→ Task material:

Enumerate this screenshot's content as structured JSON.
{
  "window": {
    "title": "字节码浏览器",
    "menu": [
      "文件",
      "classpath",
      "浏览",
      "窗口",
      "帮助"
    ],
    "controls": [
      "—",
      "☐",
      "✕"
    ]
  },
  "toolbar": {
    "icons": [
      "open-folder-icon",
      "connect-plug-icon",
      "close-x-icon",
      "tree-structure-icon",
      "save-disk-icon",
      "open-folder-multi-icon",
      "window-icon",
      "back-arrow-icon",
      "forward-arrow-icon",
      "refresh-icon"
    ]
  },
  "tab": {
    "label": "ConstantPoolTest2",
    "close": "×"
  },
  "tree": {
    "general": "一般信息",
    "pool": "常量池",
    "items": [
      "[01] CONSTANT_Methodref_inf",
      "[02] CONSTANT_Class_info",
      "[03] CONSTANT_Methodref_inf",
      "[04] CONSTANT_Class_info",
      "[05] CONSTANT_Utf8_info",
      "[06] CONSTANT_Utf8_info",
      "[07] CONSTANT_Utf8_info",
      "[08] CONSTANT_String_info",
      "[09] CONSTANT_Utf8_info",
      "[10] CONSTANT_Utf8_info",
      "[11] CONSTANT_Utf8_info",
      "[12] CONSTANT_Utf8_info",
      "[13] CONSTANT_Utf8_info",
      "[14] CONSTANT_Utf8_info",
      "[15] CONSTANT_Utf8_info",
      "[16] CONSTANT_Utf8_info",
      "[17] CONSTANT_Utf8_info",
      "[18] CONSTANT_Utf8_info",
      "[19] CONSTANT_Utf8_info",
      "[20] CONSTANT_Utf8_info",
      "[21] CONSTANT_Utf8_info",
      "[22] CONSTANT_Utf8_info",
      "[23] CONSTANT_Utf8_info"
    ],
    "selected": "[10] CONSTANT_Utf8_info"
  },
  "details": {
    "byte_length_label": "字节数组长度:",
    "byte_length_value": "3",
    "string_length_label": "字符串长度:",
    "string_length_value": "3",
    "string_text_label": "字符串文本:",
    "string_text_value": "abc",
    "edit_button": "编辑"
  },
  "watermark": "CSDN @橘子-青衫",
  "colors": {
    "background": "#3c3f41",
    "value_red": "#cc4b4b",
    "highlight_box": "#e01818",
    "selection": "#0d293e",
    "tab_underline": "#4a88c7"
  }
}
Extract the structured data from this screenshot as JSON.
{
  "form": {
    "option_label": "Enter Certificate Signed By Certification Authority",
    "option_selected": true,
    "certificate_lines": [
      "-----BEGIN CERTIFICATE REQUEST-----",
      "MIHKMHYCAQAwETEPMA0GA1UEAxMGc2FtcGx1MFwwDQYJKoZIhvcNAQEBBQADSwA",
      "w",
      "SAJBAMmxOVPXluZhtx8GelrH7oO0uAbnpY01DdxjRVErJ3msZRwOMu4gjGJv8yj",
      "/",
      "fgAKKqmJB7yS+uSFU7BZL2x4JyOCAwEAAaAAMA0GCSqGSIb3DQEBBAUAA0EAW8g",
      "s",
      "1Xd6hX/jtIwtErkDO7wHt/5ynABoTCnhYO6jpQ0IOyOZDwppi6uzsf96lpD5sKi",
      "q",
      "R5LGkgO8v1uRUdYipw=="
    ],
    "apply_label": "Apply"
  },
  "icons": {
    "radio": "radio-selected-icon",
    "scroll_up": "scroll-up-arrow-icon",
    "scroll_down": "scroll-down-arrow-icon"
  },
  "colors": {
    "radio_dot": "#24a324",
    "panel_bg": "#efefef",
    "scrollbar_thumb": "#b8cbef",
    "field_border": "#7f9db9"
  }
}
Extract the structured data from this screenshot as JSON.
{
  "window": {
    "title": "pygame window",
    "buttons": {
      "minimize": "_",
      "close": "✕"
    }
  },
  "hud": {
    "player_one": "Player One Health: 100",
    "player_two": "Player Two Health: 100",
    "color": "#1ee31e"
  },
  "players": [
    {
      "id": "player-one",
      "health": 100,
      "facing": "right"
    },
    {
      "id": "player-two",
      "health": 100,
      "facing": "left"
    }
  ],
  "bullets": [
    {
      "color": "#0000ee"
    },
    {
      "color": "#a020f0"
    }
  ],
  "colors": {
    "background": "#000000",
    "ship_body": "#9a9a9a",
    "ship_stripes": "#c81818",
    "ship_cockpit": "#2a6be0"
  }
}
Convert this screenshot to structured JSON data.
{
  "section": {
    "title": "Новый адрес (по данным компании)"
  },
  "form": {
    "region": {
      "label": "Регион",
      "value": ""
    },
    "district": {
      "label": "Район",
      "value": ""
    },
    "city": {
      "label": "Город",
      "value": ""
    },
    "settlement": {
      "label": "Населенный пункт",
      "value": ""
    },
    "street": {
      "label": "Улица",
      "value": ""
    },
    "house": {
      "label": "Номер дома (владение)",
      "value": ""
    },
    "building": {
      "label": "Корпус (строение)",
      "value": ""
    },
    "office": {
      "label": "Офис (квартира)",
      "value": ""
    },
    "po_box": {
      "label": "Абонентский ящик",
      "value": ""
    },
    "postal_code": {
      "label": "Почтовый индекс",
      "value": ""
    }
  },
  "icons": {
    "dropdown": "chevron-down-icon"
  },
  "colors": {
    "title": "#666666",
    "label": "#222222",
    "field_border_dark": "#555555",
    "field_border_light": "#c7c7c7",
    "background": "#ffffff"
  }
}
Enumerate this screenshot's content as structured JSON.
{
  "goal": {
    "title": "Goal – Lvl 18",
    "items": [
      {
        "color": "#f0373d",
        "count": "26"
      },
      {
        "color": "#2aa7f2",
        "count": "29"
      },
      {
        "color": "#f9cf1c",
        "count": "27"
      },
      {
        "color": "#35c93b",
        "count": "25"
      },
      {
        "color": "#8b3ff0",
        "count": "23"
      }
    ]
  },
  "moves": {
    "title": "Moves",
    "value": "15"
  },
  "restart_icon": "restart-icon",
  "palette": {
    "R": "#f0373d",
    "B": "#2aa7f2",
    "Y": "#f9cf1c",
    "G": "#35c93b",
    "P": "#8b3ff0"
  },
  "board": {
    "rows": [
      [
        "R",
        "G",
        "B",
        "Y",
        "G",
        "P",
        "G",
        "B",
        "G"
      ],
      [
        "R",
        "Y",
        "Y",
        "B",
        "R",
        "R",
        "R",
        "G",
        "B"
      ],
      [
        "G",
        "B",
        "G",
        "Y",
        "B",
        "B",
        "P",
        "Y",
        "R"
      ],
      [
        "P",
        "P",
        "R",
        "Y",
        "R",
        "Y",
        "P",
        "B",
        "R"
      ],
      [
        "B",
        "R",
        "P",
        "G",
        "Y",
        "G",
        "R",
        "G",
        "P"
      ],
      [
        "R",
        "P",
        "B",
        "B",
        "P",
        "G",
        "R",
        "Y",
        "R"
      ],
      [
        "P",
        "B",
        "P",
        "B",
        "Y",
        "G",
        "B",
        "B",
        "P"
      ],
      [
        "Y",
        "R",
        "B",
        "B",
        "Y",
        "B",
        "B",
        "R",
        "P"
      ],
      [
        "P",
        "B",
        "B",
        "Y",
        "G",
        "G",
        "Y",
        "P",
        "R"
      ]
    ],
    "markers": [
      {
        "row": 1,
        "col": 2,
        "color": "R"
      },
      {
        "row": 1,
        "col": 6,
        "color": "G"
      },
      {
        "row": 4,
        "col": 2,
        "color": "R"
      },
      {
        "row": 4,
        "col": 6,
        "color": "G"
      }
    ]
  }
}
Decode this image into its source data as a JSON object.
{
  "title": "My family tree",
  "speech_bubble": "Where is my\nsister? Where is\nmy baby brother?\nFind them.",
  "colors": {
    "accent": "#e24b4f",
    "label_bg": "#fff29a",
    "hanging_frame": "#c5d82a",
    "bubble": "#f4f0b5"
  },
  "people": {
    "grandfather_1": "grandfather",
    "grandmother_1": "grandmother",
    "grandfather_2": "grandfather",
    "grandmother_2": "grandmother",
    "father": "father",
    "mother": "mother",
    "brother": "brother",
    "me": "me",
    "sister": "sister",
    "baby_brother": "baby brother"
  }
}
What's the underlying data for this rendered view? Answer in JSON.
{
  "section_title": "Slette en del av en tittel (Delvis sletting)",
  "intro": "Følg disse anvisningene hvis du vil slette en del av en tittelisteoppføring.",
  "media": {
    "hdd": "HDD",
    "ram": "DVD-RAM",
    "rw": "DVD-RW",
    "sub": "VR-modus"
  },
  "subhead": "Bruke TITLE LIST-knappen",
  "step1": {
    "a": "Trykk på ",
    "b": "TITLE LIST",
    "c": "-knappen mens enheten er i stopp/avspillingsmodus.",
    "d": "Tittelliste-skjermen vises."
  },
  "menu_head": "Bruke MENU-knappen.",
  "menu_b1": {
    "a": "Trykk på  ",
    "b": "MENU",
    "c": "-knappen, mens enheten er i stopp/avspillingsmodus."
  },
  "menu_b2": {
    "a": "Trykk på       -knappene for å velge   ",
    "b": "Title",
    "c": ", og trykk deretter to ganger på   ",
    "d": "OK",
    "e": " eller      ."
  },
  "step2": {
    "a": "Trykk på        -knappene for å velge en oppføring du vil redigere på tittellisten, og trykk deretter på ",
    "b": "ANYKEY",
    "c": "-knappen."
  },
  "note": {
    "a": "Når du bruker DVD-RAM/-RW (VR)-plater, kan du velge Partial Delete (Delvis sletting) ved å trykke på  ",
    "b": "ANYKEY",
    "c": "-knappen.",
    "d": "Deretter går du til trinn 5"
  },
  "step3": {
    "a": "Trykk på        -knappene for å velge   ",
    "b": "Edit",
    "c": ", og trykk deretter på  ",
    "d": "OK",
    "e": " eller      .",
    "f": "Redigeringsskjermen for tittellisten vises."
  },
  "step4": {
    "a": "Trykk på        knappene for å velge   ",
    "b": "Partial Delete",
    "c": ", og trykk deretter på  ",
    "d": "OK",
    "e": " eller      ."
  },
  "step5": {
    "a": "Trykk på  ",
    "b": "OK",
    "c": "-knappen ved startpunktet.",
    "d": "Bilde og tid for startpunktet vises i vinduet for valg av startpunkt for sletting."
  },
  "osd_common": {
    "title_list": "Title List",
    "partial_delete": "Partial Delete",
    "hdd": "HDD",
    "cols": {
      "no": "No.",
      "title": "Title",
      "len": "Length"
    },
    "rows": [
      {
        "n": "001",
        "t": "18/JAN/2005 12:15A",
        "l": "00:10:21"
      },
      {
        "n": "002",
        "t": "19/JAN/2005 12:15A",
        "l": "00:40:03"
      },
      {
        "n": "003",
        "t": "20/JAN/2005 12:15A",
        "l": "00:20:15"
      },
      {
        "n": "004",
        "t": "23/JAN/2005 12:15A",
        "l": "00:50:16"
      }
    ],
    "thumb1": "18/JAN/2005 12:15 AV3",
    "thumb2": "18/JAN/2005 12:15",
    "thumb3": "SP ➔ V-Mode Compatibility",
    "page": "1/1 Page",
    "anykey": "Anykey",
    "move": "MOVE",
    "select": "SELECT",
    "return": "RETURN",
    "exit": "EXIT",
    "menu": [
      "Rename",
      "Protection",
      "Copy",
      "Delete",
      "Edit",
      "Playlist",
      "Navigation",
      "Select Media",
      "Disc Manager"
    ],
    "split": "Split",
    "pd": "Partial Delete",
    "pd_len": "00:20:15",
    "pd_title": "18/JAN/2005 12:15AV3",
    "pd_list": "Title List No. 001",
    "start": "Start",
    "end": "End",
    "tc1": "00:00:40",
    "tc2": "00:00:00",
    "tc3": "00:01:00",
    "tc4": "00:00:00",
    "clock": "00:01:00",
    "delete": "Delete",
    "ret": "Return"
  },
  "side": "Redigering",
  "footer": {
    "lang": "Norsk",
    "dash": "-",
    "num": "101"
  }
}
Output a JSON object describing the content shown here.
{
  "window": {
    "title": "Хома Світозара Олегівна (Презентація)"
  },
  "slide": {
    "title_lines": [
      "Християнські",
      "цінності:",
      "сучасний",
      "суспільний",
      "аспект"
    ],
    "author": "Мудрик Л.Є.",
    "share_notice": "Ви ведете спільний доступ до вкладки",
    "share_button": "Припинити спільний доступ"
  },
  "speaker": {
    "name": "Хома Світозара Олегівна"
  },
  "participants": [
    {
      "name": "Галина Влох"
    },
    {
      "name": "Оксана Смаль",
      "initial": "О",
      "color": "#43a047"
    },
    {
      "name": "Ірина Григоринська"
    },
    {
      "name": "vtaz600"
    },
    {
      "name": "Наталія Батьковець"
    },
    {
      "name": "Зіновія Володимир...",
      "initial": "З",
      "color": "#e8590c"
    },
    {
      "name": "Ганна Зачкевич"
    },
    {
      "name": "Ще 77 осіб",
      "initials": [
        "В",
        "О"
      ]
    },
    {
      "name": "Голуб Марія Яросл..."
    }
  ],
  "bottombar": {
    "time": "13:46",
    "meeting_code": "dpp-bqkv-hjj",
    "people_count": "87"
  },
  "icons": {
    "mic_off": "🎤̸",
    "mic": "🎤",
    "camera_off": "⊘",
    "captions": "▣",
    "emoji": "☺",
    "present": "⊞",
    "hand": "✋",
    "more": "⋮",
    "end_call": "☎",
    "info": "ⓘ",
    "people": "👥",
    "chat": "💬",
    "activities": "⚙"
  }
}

→ Aim of the task:
Locate each line with the word "mens" and copy it.

→ Answer for this exercise:
    "c": "-knappen mens enheten er i stopp/avspillingsmodus.",
    "c": "-knappen, mens enheten er i stopp/avspillingsmodus."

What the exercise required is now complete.